**** Dataset content

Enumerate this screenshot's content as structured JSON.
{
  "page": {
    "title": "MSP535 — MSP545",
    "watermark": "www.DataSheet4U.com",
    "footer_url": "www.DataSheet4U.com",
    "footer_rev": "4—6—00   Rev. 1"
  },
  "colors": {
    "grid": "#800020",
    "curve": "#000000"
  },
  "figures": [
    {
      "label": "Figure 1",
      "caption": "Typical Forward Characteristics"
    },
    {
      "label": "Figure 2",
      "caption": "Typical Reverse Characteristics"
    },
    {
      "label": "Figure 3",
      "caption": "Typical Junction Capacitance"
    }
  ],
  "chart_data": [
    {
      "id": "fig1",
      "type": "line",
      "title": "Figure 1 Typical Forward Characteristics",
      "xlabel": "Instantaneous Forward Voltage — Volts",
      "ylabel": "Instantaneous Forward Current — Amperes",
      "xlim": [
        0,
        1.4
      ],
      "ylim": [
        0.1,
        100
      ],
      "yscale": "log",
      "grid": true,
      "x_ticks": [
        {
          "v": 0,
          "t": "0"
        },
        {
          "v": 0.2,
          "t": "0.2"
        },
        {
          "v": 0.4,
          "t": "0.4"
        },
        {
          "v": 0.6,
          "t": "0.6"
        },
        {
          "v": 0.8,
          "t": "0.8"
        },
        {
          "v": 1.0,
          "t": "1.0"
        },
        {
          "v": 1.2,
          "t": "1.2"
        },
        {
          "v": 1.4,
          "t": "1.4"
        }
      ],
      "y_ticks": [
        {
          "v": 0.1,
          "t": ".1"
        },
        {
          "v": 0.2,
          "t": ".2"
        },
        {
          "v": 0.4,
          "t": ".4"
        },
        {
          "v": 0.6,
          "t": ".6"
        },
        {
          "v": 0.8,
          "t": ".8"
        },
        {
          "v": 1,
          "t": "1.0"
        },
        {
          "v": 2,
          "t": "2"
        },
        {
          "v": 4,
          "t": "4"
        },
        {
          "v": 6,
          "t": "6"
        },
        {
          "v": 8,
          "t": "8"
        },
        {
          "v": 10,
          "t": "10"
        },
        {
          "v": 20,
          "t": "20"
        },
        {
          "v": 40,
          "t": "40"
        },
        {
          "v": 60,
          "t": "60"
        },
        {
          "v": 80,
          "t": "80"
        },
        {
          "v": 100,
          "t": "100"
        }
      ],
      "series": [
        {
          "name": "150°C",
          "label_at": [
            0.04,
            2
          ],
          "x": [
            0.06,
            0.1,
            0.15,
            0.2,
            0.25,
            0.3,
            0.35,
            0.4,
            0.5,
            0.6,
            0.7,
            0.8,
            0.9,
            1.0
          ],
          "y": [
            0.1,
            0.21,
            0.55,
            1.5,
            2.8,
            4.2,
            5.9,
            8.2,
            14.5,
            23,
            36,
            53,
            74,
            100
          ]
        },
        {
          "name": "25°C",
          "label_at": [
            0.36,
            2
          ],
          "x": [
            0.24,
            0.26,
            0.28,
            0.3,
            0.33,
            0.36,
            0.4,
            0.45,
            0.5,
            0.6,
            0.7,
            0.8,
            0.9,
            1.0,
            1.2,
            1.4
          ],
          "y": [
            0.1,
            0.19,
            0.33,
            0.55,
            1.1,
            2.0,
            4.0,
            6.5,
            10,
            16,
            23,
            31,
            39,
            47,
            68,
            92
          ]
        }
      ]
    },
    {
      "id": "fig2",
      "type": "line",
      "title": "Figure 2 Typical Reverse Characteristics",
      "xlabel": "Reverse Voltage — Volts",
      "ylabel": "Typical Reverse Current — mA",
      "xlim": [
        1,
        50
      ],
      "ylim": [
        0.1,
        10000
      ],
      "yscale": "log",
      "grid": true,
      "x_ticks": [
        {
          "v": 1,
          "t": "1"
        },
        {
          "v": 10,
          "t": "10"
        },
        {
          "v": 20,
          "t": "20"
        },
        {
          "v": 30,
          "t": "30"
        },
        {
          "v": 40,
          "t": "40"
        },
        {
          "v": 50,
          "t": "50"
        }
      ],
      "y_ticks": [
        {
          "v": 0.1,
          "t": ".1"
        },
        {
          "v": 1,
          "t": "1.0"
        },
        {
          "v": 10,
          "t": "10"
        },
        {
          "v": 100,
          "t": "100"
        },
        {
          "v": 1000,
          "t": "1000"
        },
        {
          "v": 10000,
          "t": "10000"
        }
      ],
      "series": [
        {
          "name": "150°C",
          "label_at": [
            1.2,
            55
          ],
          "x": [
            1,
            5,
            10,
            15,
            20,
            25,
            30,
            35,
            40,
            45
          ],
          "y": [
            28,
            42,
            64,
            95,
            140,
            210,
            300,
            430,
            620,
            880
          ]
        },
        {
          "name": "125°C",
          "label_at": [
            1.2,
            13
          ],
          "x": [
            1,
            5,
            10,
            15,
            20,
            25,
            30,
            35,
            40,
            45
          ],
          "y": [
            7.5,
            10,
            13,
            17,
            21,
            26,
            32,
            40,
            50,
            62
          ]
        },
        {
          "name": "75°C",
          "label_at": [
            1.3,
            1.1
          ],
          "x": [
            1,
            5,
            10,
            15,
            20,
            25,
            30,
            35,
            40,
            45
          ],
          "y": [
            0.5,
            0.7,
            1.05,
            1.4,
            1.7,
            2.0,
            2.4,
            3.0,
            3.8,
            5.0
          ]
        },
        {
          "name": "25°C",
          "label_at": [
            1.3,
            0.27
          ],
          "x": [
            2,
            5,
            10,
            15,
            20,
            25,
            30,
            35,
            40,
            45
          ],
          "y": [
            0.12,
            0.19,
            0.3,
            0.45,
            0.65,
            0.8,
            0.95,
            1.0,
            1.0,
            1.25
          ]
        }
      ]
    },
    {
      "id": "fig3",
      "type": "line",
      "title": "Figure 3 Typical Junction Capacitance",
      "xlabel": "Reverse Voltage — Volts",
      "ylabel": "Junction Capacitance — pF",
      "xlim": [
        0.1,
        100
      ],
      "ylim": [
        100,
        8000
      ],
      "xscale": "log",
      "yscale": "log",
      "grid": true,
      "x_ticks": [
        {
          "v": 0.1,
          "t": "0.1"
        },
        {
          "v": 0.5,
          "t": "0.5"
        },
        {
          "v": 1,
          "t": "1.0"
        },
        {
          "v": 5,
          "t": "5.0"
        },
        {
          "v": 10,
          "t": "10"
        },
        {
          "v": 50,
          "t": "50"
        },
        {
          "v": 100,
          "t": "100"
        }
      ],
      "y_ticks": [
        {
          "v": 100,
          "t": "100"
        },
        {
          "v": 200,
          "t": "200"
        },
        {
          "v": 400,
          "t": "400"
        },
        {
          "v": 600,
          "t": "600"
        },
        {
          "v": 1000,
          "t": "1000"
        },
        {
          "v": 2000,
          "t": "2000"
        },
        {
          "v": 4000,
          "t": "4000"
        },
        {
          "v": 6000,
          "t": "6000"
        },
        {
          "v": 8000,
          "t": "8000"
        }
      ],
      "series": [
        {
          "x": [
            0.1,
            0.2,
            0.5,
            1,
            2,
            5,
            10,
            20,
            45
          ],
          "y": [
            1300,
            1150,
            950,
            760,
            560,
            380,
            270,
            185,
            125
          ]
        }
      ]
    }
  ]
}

********

• _Job_
Find every line of the data that holds the string "Forward", then say how many there are and nothing else.

• _Answer to the task_
4